Dataset records

============

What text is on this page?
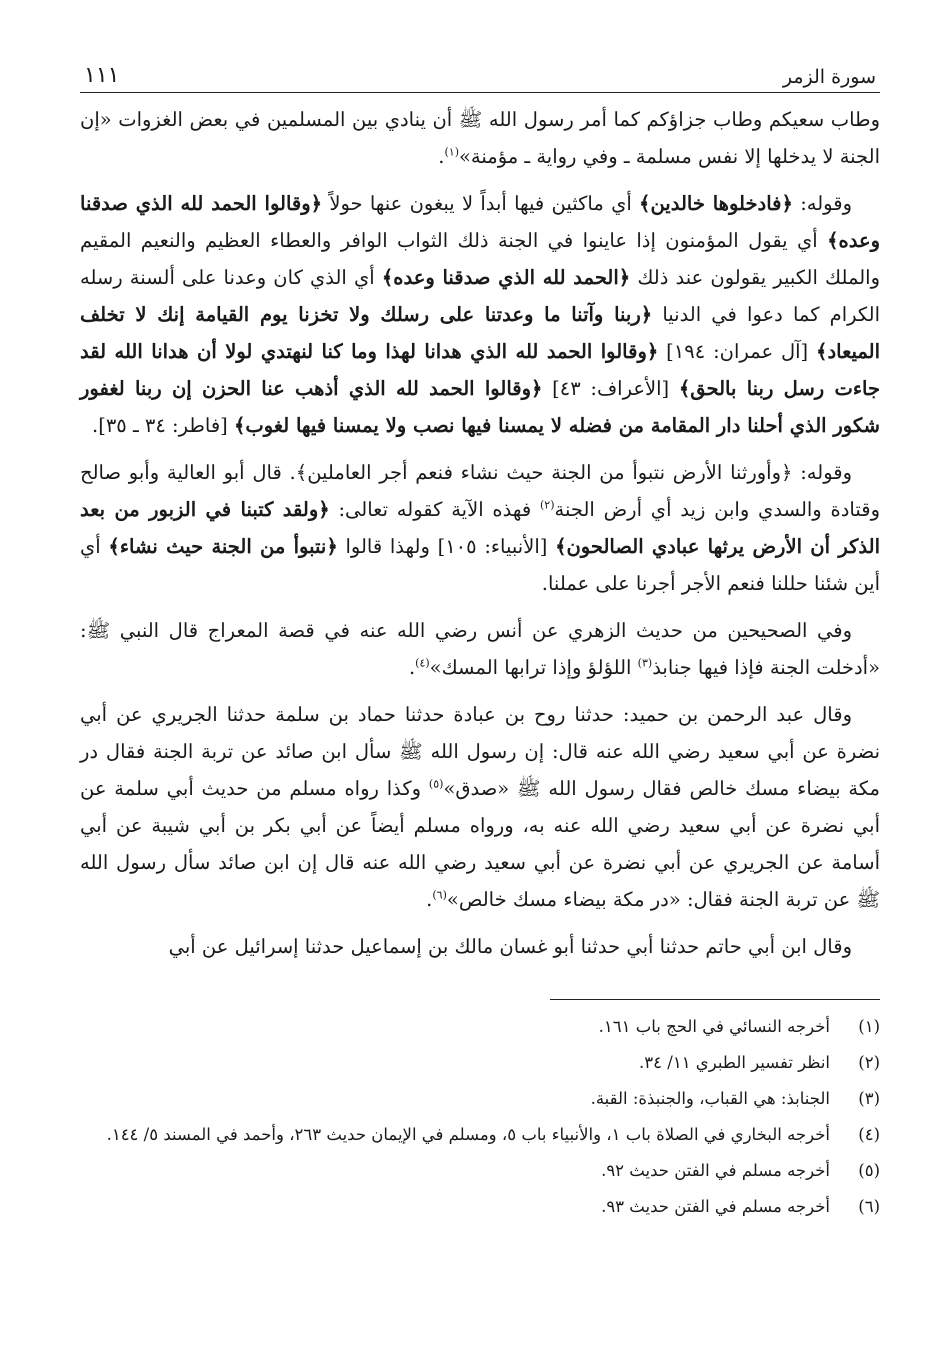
سورة الزمر
١١١

وطاب سعيكم وطاب جزاؤكم كما أمر رسول الله ﷺ أن ينادي بين المسلمين في بعض الغزوات «إن الجنة لا يدخلها إلا نفس مسلمة ـ وفي رواية ـ مؤمنة»$^{(١)}$.

وقوله: ﴿فادخلوها خالدين﴾ أي ماكثين فيها أبداً لا يبغون عنها حولاً ﴿وقالوا الحمد لله الذي صدقنا وعده﴾ أي يقول المؤمنون إذا عاينوا في الجنة ذلك الثواب الوافر والعطاء العظيم والنعيم المقيم والملك الكبير يقولون عند ذلك ﴿الحمد لله الذي صدقنا وعده﴾ أي الذي كان وعدنا على ألسنة رسله الكرام كما دعوا في الدنيا ﴿ربنا وآتنا ما وعدتنا على رسلك ولا تخزنا يوم القيامة إنك لا تخلف الميعاد﴾ [آل عمران: ١٩٤] ﴿وقالوا الحمد لله الذي هدانا لهذا وما كنا لنهتدي لولا أن هدانا الله لقد جاءت رسل ربنا بالحق﴾ [الأعراف: ٤٣] ﴿وقالوا الحمد لله الذي أذهب عنا الحزن إن ربنا لغفور شكور الذي أحلنا دار المقامة من فضله لا يمسنا فيها نصب ولا يمسنا فيها لغوب﴾ [فاطر: ٣٤ ـ ٣٥].

وقوله: ﴿وأورثنا الأرض نتبوأ من الجنة حيث نشاء فنعم أجر العاملين﴾. قال أبو العالية وأبو صالح وقتادة والسدي وابن زيد أي أرض الجنة$^{(٢)}$ فهذه الآية كقوله تعالى: ﴿ولقد كتبنا في الزبور من بعد الذكر أن الأرض يرثها عبادي الصالحون﴾ [الأنبياء: ١٠٥] ولهذا قالوا ﴿نتبوأ من الجنة حيث نشاء﴾ أي أين شئنا حللنا فنعم الأجر أجرنا على عملنا.

وفي الصحيحين من حديث الزهري عن أنس رضي الله عنه في قصة المعراج قال النبي ﷺ: «أدخلت الجنة فإذا فيها جنابذ$^{(٣)}$ اللؤلؤ وإذا ترابها المسك»$^{(٤)}$.

وقال عبد الرحمن بن حميد: حدثنا روح بن عبادة حدثنا حماد بن سلمة حدثنا الجريري عن أبي نضرة عن أبي سعيد رضي الله عنه قال: إن رسول الله ﷺ سأل ابن صائد عن تربة الجنة فقال در مكة بيضاء مسك خالص فقال رسول الله ﷺ «صدق»$^{(٥)}$ وكذا رواه مسلم من حديث أبي سلمة عن أبي نضرة عن أبي سعيد رضي الله عنه به، ورواه مسلم أيضاً عن أبي بكر بن أبي شيبة عن أبي أسامة عن الجريري عن أبي نضرة عن أبي سعيد رضي الله عنه قال إن ابن صائد سأل رسول الله ﷺ عن تربة الجنة فقال: «در مكة بيضاء مسك خالص»$^{(٦)}$.

وقال ابن أبي حاتم حدثنا أبي حدثنا أبو غسان مالك بن إسماعيل حدثنا إسرائيل عن أبي

(١)
أخرجه النسائي في الحج باب ١٦١.
(٢)
انظر تفسير الطبري ١١/ ٣٤.
(٣)
الجنابذ: هي القباب، والجنبذة: القبة.
(٤)
أخرجه البخاري في الصلاة باب ١، والأنبياء باب ٥، ومسلم في الإيمان حديث ٢٦٣، وأحمد في المسند ٥/ ١٤٤.
(٥)
أخرجه مسلم في الفتن حديث ٩٢.
(٦)
أخرجه مسلم في الفتن حديث ٩٣.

============

**Instruction:** The pictures should not appear in the copy; every other part of the records above must be returned exactly.

**Task result:**
What text is on this page?
سورة الزمر
١١١

وطاب سعيكم وطاب جزاؤكم كما أمر رسول الله ﷺ أن ينادي بين المسلمين في بعض الغزوات «إن الجنة لا يدخلها إلا نفس مسلمة ـ وفي رواية ـ مؤمنة»$^{(١)}$.

وقوله: ﴿فادخلوها خالدين﴾ أي ماكثين فيها أبداً لا يبغون عنها حولاً ﴿وقالوا الحمد لله الذي صدقنا وعده﴾ أي يقول المؤمنون إذا عاينوا في الجنة ذلك الثواب الوافر والعطاء العظيم والنعيم المقيم والملك الكبير يقولون عند ذلك ﴿الحمد لله الذي صدقنا وعده﴾ أي الذي كان وعدنا على ألسنة رسله الكرام كما دعوا في الدنيا ﴿ربنا وآتنا ما وعدتنا على رسلك ولا تخزنا يوم القيامة إنك لا تخلف الميعاد﴾ [آل عمران: ١٩٤] ﴿وقالوا الحمد لله الذي هدانا لهذا وما كنا لنهتدي لولا أن هدانا الله لقد جاءت رسل ربنا بالحق﴾ [الأعراف: ٤٣] ﴿وقالوا الحمد لله الذي أذهب عنا الحزن إن ربنا لغفور شكور الذي أحلنا دار المقامة من فضله لا يمسنا فيها نصب ولا يمسنا فيها لغوب﴾ [فاطر: ٣٤ ـ ٣٥].

وقوله: ﴿وأورثنا الأرض نتبوأ من الجنة حيث نشاء فنعم أجر العاملين﴾. قال أبو العالية وأبو صالح وقتادة والسدي وابن زيد أي أرض الجنة$^{(٢)}$ فهذه الآية كقوله تعالى: ﴿ولقد كتبنا في الزبور من بعد الذكر أن الأرض يرثها عبادي الصالحون﴾ [الأنبياء: ١٠٥] ولهذا قالوا ﴿نتبوأ من الجنة حيث نشاء﴾ أي أين شئنا حللنا فنعم الأجر أجرنا على عملنا.

وفي الصحيحين من حديث الزهري عن أنس رضي الله عنه في قصة المعراج قال النبي ﷺ: «أدخلت الجنة فإذا فيها جنابذ$^{(٣)}$ اللؤلؤ وإذا ترابها المسك»$^{(٤)}$.

وقال عبد الرحمن بن حميد: حدثنا روح بن عبادة حدثنا حماد بن سلمة حدثنا الجريري عن أبي نضرة عن أبي سعيد رضي الله عنه قال: إن رسول الله ﷺ سأل ابن صائد عن تربة الجنة فقال در مكة بيضاء مسك خالص فقال رسول الله ﷺ «صدق»$^{(٥)}$ وكذا رواه مسلم من حديث أبي سلمة عن أبي نضرة عن أبي سعيد رضي الله عنه به، ورواه مسلم أيضاً عن أبي بكر بن أبي شيبة عن أبي أسامة عن الجريري عن أبي نضرة عن أبي سعيد رضي الله عنه قال إن ابن صائد سأل رسول الله ﷺ عن تربة الجنة فقال: «در مكة بيضاء مسك خالص»$^{(٦)}$.

وقال ابن أبي حاتم حدثنا أبي حدثنا أبو غسان مالك بن إسماعيل حدثنا إسرائيل عن أبي

(١)
أخرجه النسائي في الحج باب ١٦١.
(٢)
انظر تفسير الطبري ١١/ ٣٤.
(٣)
الجنابذ: هي القباب، والجنبذة: القبة.
(٤)
أخرجه البخاري في الصلاة باب ١، والأنبياء باب ٥، ومسلم في الإيمان حديث ٢٦٣، وأحمد في المسند ٥/ ١٤٤.
(٥)
أخرجه مسلم في الفتن حديث ٩٢.
(٦)
أخرجه مسلم في الفتن حديث ٩٣.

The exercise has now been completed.